GOAL OF THE EXERCISE: Copy each line below exactly and leave the pictures out.

++++ DATA FOR THIS TASK

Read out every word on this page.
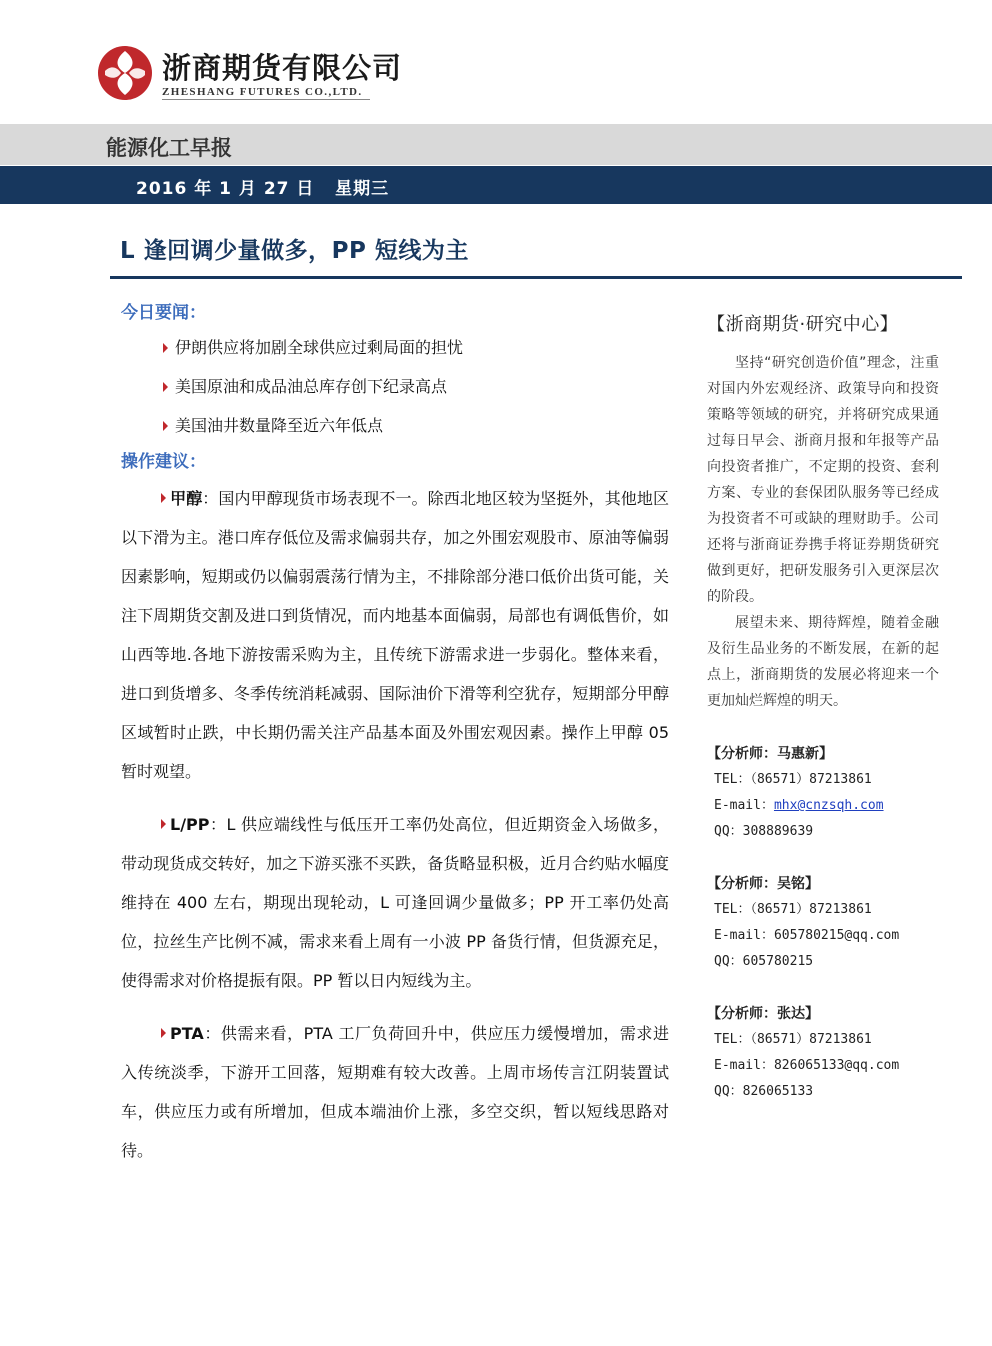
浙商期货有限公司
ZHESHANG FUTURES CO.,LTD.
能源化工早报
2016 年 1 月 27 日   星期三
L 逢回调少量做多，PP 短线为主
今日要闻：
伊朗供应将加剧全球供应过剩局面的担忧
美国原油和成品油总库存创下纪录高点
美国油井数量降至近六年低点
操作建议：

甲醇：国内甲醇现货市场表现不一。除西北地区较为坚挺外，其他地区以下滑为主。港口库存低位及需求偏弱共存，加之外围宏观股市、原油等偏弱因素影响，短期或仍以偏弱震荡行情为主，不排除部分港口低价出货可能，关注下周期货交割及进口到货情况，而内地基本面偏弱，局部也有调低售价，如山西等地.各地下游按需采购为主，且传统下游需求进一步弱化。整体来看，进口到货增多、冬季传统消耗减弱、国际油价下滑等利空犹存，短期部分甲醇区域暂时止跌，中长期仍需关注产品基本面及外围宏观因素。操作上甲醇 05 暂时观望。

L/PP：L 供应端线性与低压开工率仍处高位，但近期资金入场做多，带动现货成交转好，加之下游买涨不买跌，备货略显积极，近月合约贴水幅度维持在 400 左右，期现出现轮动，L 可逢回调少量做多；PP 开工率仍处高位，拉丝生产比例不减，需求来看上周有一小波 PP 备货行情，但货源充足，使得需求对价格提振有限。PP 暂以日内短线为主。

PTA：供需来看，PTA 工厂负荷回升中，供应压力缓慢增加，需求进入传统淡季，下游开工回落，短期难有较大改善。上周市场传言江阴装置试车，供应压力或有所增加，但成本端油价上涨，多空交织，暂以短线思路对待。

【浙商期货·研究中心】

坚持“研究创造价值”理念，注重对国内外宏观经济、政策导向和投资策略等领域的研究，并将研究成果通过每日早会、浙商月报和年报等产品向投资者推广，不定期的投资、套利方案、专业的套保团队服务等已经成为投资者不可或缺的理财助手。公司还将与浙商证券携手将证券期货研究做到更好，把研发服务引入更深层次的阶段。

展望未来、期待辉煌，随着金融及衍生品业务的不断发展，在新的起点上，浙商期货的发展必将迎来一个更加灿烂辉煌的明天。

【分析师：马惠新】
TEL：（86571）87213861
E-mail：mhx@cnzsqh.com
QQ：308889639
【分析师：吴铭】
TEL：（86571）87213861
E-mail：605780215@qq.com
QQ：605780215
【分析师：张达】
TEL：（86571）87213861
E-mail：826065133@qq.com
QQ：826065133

++++++++

TASK SOLUTION:
Read out every word on this page.
浙商期货有限公司
ZHESHANG FUTURES CO.,LTD.
能源化工早报
2016 年 1 月 27 日   星期三
L 逢回调少量做多，PP 短线为主
今日要闻：
伊朗供应将加剧全球供应过剩局面的担忧
美国原油和成品油总库存创下纪录高点
美国油井数量降至近六年低点
操作建议：

甲醇：国内甲醇现货市场表现不一。除西北地区较为坚挺外，其他地区以下滑为主。港口库存低位及需求偏弱共存，加之外围宏观股市、原油等偏弱因素影响，短期或仍以偏弱震荡行情为主，不排除部分港口低价出货可能，关注下周期货交割及进口到货情况，而内地基本面偏弱，局部也有调低售价，如山西等地.各地下游按需采购为主，且传统下游需求进一步弱化。整体来看，进口到货增多、冬季传统消耗减弱、国际油价下滑等利空犹存，短期部分甲醇区域暂时止跌，中长期仍需关注产品基本面及外围宏观因素。操作上甲醇 05 暂时观望。

L/PP：L 供应端线性与低压开工率仍处高位，但近期资金入场做多，带动现货成交转好，加之下游买涨不买跌，备货略显积极，近月合约贴水幅度维持在 400 左右，期现出现轮动，L 可逢回调少量做多；PP 开工率仍处高位，拉丝生产比例不减，需求来看上周有一小波 PP 备货行情，但货源充足，使得需求对价格提振有限。PP 暂以日内短线为主。

PTA：供需来看，PTA 工厂负荷回升中，供应压力缓慢增加，需求进入传统淡季，下游开工回落，短期难有较大改善。上周市场传言江阴装置试车，供应压力或有所增加，但成本端油价上涨，多空交织，暂以短线思路对待。

【浙商期货·研究中心】

坚持“研究创造价值”理念，注重对国内外宏观经济、政策导向和投资策略等领域的研究，并将研究成果通过每日早会、浙商月报和年报等产品向投资者推广，不定期的投资、套利方案、专业的套保团队服务等已经成为投资者不可或缺的理财助手。公司还将与浙商证券携手将证券期货研究做到更好，把研发服务引入更深层次的阶段。

展望未来、期待辉煌，随着金融及衍生品业务的不断发展，在新的起点上，浙商期货的发展必将迎来一个更加灿烂辉煌的明天。

【分析师：马惠新】
TEL：（86571）87213861
E-mail：mhx@cnzsqh.com
QQ：308889639
【分析师：吴铭】
TEL：（86571）87213861
E-mail：605780215@qq.com
QQ：605780215
【分析师：张达】
TEL：（86571）87213861
E-mail：826065133@qq.com
QQ：826065133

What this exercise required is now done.